Problem description> Determine how many lines of this material contain "What". Give only the number.

Recorded information>
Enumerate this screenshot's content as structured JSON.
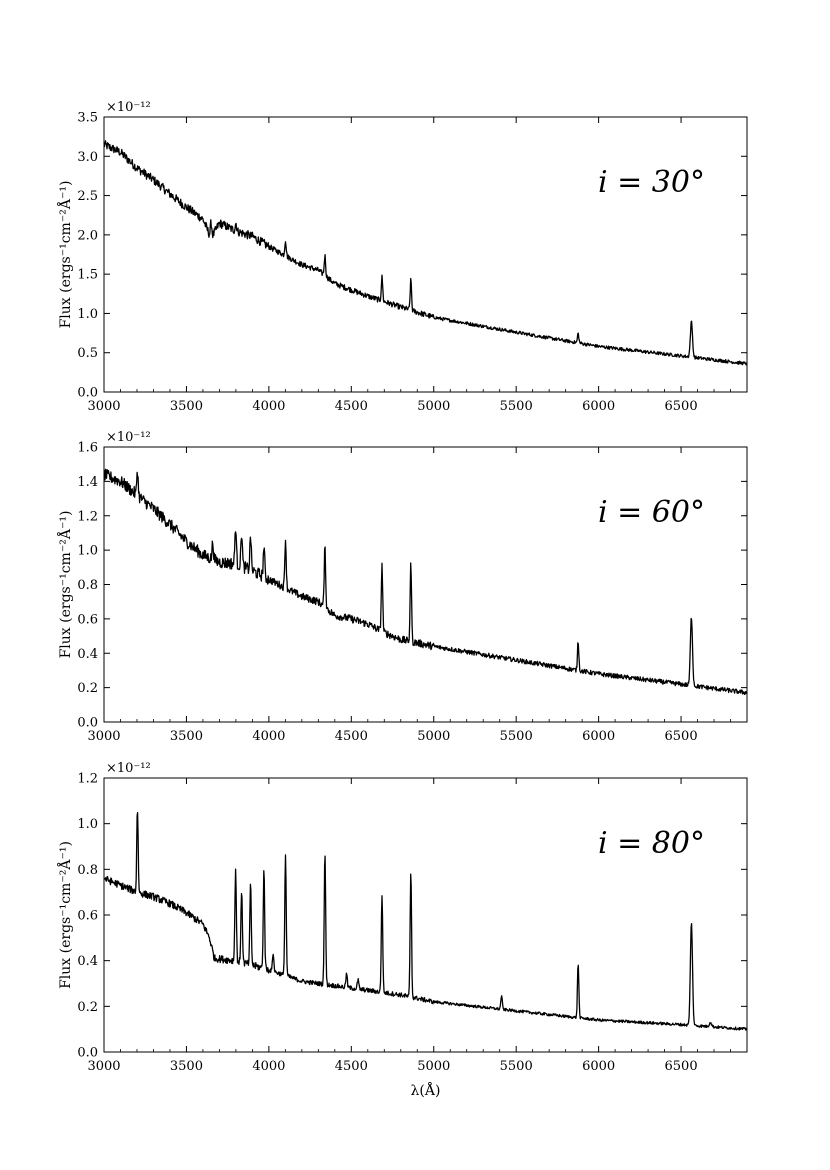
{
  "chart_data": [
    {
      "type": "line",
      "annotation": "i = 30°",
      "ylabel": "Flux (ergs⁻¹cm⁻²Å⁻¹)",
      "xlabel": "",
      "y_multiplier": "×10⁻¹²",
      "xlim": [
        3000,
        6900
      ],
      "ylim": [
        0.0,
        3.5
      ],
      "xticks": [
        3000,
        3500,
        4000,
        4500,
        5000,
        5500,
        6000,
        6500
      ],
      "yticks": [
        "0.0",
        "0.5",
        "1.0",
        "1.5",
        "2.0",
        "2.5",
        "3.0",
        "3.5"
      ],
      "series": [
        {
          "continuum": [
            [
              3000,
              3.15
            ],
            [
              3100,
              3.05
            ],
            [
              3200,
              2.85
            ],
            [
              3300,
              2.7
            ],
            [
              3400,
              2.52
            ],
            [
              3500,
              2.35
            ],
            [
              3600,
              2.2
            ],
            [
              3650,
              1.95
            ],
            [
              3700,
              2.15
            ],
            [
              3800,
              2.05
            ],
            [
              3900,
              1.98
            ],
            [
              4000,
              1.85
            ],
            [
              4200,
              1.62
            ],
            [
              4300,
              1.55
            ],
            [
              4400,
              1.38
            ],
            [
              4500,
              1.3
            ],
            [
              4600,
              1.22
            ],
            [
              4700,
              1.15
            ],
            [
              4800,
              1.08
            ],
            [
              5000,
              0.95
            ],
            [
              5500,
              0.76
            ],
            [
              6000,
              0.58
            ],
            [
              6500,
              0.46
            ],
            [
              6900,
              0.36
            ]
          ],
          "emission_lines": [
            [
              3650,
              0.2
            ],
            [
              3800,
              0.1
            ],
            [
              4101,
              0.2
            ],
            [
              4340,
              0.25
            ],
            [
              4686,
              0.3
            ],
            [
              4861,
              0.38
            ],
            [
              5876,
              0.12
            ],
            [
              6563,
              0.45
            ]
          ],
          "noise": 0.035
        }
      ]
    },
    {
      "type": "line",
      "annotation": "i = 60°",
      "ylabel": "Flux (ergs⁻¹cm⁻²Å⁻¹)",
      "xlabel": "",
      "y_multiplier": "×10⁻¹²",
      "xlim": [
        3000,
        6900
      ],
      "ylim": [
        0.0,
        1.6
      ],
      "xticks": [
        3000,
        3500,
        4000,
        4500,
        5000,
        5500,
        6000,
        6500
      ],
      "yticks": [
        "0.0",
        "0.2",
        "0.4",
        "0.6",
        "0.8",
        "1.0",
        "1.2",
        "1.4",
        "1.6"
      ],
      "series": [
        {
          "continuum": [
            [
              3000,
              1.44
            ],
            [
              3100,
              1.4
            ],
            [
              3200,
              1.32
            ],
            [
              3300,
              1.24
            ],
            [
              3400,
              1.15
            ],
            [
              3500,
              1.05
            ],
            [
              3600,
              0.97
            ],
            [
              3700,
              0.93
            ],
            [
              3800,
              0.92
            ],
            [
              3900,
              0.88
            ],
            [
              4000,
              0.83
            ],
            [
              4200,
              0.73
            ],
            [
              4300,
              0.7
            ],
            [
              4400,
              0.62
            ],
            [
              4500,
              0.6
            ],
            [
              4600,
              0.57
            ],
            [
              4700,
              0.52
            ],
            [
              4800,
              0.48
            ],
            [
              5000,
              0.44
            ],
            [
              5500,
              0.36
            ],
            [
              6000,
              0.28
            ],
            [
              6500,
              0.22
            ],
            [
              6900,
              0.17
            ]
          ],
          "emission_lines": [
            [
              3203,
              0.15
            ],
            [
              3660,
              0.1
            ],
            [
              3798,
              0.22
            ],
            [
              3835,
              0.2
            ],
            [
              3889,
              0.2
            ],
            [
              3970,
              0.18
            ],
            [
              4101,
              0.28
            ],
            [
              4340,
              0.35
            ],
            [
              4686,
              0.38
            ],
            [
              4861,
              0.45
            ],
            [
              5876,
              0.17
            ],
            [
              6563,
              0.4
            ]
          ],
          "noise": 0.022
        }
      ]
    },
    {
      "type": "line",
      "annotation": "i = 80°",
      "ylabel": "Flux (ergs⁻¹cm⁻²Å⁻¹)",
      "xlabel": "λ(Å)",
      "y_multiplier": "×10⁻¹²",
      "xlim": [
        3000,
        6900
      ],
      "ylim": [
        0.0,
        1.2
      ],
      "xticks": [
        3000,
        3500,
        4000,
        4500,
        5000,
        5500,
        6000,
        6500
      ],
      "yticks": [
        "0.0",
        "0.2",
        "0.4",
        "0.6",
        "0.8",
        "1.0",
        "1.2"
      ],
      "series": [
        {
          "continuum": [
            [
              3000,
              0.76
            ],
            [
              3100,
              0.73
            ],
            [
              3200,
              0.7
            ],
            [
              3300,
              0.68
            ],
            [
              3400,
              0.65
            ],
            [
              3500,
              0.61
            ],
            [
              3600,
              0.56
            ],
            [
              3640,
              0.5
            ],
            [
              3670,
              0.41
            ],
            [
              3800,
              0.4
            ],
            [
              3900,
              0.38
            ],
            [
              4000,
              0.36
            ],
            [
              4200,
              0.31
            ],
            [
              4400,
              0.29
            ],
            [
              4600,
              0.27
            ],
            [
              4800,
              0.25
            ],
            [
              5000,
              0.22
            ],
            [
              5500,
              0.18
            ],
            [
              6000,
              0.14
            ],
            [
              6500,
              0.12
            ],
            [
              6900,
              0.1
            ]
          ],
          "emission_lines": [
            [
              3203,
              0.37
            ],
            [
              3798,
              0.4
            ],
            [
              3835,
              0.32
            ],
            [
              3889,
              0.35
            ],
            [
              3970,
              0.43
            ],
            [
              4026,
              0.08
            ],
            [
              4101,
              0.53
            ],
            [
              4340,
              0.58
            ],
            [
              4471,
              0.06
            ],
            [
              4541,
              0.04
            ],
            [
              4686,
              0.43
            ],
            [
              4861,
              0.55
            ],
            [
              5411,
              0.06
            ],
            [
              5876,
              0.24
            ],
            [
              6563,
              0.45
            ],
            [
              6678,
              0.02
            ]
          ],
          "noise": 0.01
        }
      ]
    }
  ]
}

---

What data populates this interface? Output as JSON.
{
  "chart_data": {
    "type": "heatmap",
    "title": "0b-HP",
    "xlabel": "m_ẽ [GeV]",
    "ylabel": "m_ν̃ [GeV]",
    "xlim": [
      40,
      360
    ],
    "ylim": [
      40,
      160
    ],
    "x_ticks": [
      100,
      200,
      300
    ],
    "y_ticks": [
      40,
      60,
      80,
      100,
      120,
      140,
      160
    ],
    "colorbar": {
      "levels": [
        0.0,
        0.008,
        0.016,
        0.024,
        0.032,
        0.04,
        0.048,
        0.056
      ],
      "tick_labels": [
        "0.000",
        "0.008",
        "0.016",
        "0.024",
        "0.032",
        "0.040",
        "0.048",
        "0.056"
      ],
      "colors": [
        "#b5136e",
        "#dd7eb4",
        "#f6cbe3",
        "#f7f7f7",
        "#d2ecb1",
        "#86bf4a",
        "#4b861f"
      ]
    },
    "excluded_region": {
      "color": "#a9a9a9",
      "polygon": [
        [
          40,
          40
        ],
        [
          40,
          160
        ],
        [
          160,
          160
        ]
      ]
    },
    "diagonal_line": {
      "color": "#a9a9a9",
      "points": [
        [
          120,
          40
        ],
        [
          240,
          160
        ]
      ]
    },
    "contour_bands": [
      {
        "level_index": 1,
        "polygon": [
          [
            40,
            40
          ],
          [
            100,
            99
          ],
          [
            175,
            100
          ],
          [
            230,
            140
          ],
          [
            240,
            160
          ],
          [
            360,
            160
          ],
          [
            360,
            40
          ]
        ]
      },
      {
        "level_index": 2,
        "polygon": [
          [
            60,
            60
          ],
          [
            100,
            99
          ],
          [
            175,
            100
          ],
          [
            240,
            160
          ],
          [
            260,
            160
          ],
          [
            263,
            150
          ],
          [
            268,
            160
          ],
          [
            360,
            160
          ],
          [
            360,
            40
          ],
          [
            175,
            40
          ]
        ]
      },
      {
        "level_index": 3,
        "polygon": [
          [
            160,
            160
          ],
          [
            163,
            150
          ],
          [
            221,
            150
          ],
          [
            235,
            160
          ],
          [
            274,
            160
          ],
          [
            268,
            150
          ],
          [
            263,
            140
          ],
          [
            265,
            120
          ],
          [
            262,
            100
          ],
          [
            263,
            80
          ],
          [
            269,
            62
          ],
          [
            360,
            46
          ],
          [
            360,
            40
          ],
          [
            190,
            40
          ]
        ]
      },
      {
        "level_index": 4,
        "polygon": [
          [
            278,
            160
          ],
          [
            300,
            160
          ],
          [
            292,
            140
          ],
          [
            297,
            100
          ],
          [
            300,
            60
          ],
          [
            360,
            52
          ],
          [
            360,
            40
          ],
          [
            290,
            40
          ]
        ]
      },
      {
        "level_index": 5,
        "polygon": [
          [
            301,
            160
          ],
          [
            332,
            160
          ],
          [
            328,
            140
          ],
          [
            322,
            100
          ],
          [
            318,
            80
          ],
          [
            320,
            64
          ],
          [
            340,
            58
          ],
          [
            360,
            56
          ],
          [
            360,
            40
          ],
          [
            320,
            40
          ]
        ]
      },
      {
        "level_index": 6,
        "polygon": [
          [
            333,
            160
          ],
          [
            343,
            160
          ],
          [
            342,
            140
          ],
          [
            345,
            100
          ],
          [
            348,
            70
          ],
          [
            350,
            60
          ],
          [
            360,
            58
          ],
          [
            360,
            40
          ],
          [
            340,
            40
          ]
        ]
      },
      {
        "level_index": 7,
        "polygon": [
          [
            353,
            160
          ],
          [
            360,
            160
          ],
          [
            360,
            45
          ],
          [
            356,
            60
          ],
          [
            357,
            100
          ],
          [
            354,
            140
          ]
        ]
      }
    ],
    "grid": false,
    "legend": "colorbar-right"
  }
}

==

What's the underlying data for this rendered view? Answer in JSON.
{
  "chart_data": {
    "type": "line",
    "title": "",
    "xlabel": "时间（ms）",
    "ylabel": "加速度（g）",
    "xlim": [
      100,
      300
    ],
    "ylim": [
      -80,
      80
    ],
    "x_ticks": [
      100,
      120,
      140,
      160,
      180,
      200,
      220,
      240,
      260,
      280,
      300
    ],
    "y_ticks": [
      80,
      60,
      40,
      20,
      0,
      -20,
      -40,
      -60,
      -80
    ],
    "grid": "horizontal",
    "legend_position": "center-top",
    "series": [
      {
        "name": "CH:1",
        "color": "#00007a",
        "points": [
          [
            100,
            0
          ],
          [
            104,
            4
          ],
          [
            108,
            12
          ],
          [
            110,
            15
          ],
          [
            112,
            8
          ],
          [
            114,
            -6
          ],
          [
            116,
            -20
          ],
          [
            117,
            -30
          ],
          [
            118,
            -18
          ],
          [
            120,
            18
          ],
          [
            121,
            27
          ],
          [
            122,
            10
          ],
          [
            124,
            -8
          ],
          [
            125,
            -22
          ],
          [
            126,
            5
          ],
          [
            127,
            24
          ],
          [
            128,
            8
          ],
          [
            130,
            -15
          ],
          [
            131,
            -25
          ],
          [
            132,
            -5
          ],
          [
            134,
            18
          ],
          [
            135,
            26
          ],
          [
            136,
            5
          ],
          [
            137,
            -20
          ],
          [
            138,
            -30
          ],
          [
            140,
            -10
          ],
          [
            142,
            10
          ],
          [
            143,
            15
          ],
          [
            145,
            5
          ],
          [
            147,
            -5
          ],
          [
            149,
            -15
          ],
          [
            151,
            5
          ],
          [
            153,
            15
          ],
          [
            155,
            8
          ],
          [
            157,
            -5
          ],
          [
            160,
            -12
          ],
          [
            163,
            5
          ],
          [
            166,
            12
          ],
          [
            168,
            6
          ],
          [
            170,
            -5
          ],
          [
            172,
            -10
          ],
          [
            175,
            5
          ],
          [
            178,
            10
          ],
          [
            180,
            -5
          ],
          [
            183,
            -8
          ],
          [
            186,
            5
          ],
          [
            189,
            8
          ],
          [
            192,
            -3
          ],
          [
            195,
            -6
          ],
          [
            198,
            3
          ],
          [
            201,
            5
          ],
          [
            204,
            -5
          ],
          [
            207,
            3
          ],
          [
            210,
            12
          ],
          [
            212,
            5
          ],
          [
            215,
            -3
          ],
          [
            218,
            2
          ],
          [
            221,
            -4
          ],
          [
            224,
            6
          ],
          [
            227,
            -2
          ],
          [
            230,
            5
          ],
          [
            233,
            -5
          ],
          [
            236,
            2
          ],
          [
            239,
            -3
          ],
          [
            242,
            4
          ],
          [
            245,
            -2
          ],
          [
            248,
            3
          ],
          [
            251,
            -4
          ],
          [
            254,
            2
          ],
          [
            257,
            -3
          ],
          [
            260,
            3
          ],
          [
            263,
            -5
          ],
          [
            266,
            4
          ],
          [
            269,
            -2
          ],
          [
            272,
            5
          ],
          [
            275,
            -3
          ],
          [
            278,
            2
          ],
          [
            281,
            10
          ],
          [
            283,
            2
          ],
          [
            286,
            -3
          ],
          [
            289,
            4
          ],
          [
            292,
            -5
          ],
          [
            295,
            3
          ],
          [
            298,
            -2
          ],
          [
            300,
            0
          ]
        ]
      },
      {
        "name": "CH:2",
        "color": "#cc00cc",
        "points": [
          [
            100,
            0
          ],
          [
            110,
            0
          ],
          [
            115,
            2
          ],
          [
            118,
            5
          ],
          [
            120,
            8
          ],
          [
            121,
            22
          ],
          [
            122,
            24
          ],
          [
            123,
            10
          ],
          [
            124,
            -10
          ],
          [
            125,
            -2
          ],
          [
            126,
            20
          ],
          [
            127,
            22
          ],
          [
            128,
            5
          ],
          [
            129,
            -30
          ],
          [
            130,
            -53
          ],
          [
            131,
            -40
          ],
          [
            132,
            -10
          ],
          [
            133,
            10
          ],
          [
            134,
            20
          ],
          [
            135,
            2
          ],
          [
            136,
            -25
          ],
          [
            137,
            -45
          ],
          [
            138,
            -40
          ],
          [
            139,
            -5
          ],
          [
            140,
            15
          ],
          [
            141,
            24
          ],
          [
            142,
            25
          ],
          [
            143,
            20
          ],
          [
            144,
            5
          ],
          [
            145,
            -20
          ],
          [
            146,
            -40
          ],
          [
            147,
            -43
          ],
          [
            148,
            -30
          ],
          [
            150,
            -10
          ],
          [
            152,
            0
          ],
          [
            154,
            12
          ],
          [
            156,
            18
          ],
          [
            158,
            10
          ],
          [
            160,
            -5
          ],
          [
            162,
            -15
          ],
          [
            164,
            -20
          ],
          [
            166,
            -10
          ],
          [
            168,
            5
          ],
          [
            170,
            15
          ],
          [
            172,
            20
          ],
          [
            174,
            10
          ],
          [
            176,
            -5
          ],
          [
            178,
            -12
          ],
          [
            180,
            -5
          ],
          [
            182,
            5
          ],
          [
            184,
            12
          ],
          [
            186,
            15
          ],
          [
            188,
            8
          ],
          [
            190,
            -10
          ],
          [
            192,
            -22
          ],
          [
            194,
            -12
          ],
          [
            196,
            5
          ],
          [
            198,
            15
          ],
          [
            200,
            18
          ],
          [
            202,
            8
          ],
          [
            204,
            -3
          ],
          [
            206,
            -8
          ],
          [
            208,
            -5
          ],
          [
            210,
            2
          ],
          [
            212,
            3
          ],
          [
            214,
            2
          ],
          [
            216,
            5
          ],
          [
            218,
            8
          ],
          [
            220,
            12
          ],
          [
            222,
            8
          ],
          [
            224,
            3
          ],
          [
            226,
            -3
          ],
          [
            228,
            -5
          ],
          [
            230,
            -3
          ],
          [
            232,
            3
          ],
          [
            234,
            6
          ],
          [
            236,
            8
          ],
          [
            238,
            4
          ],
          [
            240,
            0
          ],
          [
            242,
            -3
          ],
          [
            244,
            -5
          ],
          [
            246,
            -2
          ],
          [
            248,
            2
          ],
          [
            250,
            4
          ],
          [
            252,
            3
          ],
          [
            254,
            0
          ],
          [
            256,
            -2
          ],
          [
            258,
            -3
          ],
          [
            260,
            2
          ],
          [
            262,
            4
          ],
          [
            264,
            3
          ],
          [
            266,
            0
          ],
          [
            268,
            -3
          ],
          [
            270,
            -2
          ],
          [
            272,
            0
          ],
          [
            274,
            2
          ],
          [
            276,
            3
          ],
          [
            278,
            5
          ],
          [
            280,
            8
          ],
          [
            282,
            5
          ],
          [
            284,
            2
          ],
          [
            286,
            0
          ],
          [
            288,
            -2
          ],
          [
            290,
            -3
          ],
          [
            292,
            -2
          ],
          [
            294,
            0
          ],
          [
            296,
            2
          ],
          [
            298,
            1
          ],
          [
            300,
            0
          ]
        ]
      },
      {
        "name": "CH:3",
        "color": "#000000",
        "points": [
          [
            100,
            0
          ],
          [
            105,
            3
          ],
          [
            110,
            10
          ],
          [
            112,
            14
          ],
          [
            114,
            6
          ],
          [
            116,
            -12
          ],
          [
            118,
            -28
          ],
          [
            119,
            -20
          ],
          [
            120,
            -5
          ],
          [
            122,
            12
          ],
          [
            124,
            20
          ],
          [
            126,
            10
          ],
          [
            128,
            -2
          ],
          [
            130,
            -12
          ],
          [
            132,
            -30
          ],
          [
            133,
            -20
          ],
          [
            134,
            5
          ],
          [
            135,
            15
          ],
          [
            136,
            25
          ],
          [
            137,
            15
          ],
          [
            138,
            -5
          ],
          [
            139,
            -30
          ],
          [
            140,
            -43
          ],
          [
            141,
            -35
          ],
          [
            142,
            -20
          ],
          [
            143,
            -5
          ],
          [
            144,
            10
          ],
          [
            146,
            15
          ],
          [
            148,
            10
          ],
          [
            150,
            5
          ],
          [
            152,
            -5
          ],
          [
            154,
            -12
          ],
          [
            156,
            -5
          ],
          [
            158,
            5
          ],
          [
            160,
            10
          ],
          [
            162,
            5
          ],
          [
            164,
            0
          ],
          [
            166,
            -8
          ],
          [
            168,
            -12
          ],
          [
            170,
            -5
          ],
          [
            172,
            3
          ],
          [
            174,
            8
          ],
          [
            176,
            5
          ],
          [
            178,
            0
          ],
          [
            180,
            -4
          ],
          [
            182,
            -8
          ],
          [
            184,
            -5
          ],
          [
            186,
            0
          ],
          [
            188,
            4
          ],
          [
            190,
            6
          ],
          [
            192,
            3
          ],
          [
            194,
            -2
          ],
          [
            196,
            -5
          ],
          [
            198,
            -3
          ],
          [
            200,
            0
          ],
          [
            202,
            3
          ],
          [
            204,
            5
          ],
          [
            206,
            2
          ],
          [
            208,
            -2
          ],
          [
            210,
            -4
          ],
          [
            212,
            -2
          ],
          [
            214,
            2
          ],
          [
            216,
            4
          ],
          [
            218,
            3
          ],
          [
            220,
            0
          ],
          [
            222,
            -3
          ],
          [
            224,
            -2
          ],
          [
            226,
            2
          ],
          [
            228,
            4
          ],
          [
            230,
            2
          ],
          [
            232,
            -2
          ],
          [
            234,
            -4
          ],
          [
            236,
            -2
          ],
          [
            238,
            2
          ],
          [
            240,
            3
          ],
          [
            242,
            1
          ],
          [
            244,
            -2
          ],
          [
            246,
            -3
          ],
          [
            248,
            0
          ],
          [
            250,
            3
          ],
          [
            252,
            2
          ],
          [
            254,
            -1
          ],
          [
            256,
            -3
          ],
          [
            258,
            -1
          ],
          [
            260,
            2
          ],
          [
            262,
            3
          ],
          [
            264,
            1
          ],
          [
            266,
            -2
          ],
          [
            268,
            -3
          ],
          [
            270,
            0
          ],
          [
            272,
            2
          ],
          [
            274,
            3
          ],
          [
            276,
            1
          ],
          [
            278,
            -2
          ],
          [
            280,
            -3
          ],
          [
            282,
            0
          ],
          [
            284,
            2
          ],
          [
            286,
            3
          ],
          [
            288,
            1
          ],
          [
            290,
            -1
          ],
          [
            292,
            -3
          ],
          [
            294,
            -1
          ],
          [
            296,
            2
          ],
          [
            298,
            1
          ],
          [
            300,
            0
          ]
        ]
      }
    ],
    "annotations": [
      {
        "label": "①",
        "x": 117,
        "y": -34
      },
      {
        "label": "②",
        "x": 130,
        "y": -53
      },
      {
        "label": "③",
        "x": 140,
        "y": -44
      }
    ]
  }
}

Solution for this exercise> 2